### Input:
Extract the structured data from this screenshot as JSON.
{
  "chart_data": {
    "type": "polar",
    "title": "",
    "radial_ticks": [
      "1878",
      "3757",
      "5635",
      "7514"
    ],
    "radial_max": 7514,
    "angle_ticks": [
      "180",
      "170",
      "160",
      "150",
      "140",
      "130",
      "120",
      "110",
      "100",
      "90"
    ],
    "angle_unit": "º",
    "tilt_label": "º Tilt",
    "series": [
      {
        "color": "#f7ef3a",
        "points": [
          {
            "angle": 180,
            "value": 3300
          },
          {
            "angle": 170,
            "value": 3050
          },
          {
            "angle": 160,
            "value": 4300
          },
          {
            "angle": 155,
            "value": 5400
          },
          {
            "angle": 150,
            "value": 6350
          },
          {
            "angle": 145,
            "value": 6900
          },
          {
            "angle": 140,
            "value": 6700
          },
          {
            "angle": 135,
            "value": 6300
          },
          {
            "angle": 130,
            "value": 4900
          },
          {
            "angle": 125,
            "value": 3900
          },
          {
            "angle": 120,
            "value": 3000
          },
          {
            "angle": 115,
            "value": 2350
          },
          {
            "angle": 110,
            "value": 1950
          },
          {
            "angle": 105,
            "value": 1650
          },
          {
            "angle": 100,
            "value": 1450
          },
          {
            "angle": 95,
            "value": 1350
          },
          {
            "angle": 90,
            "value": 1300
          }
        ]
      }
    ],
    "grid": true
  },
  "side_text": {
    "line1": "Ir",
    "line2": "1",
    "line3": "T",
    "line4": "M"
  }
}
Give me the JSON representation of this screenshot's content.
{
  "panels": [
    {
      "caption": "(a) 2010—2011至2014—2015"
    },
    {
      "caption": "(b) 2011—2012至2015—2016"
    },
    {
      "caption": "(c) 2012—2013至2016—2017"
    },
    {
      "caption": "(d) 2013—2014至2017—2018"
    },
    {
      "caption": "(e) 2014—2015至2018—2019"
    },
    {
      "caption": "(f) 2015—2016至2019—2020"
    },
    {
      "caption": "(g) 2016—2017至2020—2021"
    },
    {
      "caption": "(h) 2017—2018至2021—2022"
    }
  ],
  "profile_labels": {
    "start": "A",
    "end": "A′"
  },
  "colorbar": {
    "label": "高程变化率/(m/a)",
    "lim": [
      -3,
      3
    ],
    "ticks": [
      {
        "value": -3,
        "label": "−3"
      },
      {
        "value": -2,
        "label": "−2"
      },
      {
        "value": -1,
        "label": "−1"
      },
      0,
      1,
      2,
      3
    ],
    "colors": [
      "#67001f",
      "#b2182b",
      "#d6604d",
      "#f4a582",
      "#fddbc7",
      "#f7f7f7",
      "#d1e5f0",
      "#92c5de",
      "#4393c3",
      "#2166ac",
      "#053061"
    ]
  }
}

### Problem to solve:
Output only the lines running from the line with "Give me the" through the final line of the data, inclusive.

### Output for this task:
Give me the JSON representation of this screenshot's content.
{
  "panels": [
    {
      "caption": "(a) 2010—2011至2014—2015"
    },
    {
      "caption": "(b) 2011—2012至2015—2016"
    },
    {
      "caption": "(c) 2012—2013至2016—2017"
    },
    {
      "caption": "(d) 2013—2014至2017—2018"
    },
    {
      "caption": "(e) 2014—2015至2018—2019"
    },
    {
      "caption": "(f) 2015—2016至2019—2020"
    },
    {
      "caption": "(g) 2016—2017至2020—2021"
    },
    {
      "caption": "(h) 2017—2018至2021—2022"
    }
  ],
  "profile_labels": {
    "start": "A",
    "end": "A′"
  },
  "colorbar": {
    "label": "高程变化率/(m/a)",
    "lim": [
      -3,
      3
    ],
    "ticks": [
      {
        "value": -3,
        "label": "−3"
      },
      {
        "value": -2,
        "label": "−2"
      },
      {
        "value": -1,
        "label": "−1"
      },
      0,
      1,
      2,
      3
    ],
    "colors": [
      "#67001f",
      "#b2182b",
      "#d6604d",
      "#f4a582",
      "#fddbc7",
      "#f7f7f7",
      "#d1e5f0",
      "#92c5de",
      "#4393c3",
      "#2166ac",
      "#053061"
    ]
  }
}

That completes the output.